## Passage given:

You expect the unexpected with a Rupert Goold production. So entering the Royal Shakespeare Theatre’s beautifully renovated auditorium in Stratford-upon-Avon for a production of The Merchant of Venice to find that designer Tom Scutt has converted the place into a Las Vegas casino will not be that much of a shock – especially to those who saw the director’s Elizabethan and 21st century Romeo and Juliet. But because Goold here takes the idea so far, the initial surprise grows into astonishment. 
While a dapper man who turns out to be Antonio (Scott Handy) sits coolly playing blackjack, all about him are the gaudy trappings of Sin City. Leggy waitresses ply high-stakes and small-town gamblers with drinks, and a hip-gyrating, jumpsuit-wearing Elvis impersonator – who later turns out to be Shylock’s Jew-hating servant Launcelot Gobbo (Jamie Beamish) – further sets the deliciously trashy mood with some pretty good renditions of the King’s classics. This is not what Stratford’s regulars have come to expect. 
Meanwhile in normally peaceful Belmont, Portia is not the serene heiress we are used to, but a ditzy, dumb blonde of the prom-queen variety. All heels and hair, she is later transformed into the legal eagle who saves Antonio's flesh, much like the character that apparently inspired Susannah Fielding’s terrific performance, the lead role in Legally Blonde
Against all this frippery, Patrick Stewart’s steely Shylock stands out as the main note of sobriety in a town that, had it been around for long enough, could have been twinned with Gomorrah. The play’s centuries-old anti-Semitism is given a modern twist when Aidan Kelly’s Mafia-like wise-guy Solanio greets Shylock with a hiss of Holocaust gas. It appears to go entirely unnoticed by Shylock until Stewart's Shylock sends it back to Solanio with the question, ”If you poison ussssssss, do we not die?” 
Counting the first time Stewart spoke Shakespeare’s words at the age of 12 when he read out Shylock’s “Hath a Jew not eyes” speech to his classmates, this is the fourth time the actor has taken on the role. His latest version is a silvery and smooth operator, seething with resentment at his treatment by the Christians around him. At first he wears no skullcap or shawl. Only later, at home – a sanctuary from the vulgarity of the city – is he seen wearing the garb of the orthodox Jew. This detail, however, is strangely unconvincing as part of a portrait of a man who is earlier established as a casino owner – a man who helps sustain the culture that he now apparently abhors. 
It is one of the few false notes in a night that takes high-stakes risks with the play’s conventions. In this setting of gangsters, hustlers and molls, Shakespeare’s language could have been written by Damon Runyon; his characters – but for Shylock – might have stepped out of Guys and Dolls
And yet, despite the cavorting Elvis, the TV game show and the occasional updated reference – Antonio’s debt of 3,000 ducats is inflated to three million dollars – there is never the sense here that this astonishing production's first loyalty is to anything other than the play. Well, Goold perhaps – though certainly not, in his final scheduled role for the RSC before returning to film, Stewart's Shylock, which is very fine though not as commanding as his Macbeth, which Goold also directed. 
Purists hoping for a classic Merchant will be disappointed as well as agog at the audacity with which the play's conventions are changed. But this is one Merchant of Vegas they will never forget.

## Job a:
Turn the entries into a Markdown table with the columns Row and Entry, one numbered row per line and no blank lines. Begin at the first line of the entries and stop after the line that contains "catalog-item: Lisianthus <box>576".

## Records for this exercise:
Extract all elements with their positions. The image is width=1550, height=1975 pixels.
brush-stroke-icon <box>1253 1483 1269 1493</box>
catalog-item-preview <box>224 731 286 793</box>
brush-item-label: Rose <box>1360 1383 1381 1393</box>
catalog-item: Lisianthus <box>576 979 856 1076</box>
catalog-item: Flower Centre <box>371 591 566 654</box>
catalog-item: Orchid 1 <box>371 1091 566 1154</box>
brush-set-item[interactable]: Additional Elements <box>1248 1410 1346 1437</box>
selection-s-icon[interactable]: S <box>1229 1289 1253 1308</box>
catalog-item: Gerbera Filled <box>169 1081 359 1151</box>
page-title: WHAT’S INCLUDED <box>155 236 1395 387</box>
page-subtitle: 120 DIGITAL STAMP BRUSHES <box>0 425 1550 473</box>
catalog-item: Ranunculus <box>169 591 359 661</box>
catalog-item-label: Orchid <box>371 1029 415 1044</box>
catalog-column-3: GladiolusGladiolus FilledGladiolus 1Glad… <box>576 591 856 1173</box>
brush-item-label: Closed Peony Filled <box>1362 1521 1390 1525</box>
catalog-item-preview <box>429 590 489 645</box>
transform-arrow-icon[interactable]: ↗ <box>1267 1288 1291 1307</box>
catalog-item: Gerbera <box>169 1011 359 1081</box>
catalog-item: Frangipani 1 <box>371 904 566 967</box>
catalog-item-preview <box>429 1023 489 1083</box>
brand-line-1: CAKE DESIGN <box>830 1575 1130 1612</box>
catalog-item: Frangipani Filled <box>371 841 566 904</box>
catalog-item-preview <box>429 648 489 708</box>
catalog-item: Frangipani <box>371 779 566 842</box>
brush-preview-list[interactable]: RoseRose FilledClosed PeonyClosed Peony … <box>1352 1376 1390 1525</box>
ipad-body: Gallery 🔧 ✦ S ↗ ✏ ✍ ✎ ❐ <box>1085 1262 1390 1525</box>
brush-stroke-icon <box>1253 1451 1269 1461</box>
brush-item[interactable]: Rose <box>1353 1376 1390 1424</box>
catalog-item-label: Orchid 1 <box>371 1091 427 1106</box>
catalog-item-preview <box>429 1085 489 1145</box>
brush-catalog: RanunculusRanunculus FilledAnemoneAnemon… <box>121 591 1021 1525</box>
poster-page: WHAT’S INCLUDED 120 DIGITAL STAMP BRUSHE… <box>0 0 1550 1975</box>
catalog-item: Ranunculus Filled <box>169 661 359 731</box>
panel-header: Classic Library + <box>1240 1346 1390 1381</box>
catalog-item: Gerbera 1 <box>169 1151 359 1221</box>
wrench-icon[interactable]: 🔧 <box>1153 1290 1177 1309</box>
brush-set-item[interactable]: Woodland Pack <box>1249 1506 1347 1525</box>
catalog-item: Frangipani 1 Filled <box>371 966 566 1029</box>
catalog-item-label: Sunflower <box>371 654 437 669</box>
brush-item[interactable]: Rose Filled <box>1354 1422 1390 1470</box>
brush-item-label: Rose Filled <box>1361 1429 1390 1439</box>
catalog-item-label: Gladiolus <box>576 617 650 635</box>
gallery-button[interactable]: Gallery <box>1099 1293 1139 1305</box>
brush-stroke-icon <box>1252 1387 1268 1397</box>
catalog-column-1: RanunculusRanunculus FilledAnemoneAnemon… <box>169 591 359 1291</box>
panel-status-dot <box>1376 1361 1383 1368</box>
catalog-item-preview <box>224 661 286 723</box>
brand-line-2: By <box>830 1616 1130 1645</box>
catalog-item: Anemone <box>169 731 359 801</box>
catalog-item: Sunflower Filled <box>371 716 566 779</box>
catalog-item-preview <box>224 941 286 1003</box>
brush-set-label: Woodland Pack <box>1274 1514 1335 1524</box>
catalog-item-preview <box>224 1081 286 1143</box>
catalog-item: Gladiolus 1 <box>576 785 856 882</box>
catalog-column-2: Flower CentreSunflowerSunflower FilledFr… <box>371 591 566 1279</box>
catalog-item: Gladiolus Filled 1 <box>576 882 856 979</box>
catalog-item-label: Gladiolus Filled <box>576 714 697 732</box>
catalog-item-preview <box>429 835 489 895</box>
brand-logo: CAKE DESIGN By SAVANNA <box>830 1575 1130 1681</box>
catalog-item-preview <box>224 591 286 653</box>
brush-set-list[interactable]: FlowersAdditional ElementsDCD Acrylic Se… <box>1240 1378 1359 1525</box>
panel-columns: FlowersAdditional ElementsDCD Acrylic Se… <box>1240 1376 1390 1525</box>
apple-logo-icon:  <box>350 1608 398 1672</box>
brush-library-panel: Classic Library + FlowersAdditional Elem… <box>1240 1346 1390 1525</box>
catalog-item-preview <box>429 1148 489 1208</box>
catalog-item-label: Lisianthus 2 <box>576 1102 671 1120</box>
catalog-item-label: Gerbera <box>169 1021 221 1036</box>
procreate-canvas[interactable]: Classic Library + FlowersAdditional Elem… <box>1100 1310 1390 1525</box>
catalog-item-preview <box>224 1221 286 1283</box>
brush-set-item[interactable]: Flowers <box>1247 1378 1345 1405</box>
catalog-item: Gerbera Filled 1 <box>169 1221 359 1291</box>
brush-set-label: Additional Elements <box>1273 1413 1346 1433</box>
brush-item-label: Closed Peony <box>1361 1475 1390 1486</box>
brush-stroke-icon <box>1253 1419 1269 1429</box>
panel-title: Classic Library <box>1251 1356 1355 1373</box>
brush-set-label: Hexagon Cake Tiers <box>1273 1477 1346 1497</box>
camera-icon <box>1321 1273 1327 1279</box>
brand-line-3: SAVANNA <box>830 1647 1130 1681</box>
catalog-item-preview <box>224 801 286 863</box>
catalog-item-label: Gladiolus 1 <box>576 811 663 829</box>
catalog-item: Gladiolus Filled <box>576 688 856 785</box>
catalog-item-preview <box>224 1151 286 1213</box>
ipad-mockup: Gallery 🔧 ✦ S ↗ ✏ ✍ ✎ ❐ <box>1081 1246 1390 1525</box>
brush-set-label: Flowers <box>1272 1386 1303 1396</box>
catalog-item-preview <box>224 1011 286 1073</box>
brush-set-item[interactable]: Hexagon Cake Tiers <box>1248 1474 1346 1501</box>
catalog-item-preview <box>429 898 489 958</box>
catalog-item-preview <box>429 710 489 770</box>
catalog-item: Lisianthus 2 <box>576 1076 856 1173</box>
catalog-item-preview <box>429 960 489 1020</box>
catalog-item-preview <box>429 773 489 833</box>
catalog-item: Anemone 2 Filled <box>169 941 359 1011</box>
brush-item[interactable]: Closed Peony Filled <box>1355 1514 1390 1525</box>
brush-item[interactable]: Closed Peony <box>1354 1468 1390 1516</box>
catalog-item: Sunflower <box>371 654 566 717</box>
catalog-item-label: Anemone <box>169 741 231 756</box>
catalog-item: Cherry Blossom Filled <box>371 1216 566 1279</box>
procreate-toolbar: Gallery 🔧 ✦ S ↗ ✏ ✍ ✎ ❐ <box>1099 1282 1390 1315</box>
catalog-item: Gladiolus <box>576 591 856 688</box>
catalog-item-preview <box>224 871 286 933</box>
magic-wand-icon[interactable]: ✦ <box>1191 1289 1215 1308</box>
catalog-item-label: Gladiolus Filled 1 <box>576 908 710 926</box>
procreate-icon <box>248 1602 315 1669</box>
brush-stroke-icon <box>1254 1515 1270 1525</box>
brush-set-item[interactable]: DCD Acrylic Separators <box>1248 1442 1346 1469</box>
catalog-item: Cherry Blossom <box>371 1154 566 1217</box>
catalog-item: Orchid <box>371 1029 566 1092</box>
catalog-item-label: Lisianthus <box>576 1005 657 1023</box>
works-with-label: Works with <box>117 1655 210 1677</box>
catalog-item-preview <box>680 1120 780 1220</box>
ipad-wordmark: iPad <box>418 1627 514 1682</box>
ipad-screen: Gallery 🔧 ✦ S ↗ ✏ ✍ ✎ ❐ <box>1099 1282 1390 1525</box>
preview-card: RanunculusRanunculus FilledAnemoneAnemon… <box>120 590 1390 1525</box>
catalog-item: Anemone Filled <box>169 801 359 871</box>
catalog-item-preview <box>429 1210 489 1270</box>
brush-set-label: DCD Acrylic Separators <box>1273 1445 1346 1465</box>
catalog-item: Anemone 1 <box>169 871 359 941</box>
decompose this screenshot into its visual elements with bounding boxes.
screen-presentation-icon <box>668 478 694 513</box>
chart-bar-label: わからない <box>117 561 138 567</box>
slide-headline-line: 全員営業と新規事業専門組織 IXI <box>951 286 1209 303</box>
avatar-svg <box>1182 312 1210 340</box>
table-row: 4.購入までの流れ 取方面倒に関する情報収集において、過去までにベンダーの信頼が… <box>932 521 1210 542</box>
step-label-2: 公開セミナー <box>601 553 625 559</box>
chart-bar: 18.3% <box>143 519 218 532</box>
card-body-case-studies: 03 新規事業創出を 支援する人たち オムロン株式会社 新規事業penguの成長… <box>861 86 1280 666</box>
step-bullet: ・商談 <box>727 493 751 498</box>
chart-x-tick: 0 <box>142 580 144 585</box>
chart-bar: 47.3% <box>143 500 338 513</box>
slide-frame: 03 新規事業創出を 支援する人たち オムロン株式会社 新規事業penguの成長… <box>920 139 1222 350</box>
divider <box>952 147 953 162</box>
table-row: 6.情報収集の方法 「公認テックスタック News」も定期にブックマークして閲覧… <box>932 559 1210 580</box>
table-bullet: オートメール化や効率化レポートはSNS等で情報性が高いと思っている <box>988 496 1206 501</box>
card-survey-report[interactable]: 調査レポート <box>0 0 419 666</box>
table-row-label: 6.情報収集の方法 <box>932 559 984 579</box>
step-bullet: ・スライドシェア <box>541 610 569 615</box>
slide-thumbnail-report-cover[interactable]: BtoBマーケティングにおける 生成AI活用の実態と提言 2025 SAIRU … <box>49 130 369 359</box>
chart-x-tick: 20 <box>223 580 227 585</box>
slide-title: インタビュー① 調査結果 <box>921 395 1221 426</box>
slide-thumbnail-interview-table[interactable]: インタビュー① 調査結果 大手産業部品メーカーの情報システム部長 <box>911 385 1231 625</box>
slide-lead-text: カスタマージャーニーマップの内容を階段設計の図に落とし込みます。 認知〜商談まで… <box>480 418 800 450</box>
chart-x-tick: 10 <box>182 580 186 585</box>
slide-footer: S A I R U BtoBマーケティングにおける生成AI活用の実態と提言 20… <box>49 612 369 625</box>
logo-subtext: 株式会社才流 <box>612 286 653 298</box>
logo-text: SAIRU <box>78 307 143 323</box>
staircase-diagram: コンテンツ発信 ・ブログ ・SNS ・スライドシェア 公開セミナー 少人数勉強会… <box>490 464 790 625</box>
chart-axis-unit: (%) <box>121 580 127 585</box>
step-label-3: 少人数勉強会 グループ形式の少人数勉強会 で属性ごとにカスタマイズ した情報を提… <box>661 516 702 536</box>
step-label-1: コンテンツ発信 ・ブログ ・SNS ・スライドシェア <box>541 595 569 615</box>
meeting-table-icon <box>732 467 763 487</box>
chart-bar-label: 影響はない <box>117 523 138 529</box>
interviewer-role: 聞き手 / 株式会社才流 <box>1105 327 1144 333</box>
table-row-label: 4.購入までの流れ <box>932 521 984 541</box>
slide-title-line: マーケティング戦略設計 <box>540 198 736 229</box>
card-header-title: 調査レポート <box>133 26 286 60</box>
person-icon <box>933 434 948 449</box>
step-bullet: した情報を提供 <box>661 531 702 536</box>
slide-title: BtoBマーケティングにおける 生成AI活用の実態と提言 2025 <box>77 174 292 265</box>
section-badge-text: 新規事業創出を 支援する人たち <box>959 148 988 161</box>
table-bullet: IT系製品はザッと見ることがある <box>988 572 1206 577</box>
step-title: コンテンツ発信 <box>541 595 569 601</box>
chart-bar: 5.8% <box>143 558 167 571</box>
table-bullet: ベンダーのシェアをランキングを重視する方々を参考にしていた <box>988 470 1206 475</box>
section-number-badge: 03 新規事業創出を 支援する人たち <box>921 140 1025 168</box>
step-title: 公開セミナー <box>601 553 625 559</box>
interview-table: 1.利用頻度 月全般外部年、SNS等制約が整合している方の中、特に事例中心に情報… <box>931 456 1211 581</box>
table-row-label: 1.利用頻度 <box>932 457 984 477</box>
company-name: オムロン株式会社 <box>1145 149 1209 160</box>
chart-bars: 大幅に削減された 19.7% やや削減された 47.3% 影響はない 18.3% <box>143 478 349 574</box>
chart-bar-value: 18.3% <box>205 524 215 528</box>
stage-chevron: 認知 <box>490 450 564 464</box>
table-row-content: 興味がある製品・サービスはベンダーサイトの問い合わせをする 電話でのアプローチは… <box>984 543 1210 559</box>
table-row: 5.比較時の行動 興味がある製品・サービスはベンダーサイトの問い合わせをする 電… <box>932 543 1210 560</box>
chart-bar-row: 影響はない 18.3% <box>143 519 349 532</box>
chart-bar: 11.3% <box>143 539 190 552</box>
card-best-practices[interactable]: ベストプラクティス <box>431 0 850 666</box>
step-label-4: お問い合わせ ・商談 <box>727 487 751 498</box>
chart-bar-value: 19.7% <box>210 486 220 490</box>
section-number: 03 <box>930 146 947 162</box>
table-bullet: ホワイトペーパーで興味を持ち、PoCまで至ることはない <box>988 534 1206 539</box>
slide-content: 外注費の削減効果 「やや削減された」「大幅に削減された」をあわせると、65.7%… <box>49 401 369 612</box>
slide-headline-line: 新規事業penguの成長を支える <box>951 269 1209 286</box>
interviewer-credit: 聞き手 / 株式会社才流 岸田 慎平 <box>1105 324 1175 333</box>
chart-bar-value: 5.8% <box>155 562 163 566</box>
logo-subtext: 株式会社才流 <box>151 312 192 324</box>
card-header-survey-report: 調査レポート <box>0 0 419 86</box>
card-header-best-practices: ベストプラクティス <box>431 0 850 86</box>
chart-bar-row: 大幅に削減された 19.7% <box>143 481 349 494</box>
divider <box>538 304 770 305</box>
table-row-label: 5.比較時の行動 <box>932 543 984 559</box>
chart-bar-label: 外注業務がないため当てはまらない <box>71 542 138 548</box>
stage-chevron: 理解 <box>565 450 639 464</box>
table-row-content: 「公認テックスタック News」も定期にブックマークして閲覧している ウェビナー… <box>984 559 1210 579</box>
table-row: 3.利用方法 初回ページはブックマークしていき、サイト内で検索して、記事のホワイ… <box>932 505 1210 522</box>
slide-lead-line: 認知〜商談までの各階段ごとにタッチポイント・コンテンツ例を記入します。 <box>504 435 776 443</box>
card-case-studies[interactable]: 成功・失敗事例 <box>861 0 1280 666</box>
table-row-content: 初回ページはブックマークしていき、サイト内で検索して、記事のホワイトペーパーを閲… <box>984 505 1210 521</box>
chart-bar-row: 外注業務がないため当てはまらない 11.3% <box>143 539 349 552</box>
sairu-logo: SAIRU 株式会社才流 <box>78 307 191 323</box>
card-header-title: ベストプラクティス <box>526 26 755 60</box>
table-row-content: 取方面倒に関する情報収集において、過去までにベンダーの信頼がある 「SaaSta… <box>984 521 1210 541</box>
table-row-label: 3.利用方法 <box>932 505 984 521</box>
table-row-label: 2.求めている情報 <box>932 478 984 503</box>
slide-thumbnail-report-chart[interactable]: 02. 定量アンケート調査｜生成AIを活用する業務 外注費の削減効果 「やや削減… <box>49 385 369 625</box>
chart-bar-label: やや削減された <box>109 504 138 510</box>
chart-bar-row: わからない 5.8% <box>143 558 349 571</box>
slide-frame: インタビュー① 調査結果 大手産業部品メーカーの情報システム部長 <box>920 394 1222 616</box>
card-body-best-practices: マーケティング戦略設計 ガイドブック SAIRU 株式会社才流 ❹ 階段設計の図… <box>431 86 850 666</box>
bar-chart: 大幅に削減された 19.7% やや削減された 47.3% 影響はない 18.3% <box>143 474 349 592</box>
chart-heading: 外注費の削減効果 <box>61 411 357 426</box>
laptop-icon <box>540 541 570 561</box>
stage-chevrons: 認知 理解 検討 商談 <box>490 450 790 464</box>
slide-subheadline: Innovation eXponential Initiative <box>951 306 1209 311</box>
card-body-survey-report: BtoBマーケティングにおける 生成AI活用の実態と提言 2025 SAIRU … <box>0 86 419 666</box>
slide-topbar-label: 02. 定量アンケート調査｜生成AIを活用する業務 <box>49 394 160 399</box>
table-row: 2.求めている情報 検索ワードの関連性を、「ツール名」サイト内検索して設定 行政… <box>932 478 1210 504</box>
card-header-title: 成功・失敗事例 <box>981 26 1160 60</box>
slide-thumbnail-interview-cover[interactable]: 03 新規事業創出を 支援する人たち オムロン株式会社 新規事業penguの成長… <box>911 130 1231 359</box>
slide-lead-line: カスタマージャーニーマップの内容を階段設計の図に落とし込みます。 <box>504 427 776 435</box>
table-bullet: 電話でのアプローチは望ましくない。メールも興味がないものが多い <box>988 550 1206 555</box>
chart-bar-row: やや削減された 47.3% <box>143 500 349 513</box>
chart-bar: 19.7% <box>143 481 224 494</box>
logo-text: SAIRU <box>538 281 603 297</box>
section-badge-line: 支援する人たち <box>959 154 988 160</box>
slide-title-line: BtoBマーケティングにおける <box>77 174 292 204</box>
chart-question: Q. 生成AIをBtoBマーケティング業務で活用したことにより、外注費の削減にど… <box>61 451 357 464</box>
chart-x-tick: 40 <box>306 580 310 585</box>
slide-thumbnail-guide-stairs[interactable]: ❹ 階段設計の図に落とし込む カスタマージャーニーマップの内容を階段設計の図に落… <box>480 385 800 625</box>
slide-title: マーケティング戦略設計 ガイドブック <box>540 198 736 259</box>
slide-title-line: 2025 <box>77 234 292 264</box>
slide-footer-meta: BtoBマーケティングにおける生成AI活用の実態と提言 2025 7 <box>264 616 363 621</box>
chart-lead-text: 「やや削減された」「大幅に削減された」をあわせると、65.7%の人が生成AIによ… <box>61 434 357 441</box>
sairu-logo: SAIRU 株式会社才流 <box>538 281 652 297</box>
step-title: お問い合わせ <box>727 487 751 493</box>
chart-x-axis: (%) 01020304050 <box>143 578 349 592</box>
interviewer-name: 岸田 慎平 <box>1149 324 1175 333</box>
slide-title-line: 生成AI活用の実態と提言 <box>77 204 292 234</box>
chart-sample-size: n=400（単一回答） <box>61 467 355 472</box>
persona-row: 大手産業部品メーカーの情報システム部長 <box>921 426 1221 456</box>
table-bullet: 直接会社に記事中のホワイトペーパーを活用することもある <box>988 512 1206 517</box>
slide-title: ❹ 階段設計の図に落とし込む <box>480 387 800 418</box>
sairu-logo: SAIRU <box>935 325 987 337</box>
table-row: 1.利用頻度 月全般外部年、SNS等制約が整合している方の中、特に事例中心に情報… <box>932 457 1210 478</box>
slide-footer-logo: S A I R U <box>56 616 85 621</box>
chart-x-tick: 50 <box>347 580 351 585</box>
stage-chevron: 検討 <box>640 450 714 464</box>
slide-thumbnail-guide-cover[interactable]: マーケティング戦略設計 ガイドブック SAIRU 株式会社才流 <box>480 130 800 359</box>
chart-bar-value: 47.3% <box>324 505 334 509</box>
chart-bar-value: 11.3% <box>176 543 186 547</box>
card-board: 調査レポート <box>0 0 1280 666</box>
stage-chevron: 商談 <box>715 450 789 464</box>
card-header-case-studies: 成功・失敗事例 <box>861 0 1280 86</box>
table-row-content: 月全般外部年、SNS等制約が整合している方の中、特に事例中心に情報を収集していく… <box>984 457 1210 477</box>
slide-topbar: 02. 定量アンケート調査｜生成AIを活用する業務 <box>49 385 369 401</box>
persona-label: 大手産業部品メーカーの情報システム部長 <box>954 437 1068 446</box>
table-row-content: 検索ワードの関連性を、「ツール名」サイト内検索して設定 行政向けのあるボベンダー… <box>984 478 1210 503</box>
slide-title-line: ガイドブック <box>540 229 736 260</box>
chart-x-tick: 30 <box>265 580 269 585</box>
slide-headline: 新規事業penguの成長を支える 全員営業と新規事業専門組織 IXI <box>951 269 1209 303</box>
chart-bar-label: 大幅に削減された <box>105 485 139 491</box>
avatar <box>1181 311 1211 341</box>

## Job b:
In the review of the Las Vegas–style Merchant of Venice, what amount does Antonio's debt of 3,000 ducats become?

## Written reply a:
| Row | Entry |
|---|---|
| 1 | Extract all elements with their positions. The image is width=1550, height=1975 pixels. |
| 2 | brush-stroke-icon <box>1253 1483 1269 1493</box> |
| 3 | catalog-item-preview <box>224 731 286 793</box> |
| 4 | brush-item-label: Rose <box>1360 1383 1381 1393</box> |
| 5 | catalog-item: Lisianthus <box>576 979 856 1076</box> |

## Written reply b:
Three million dollars.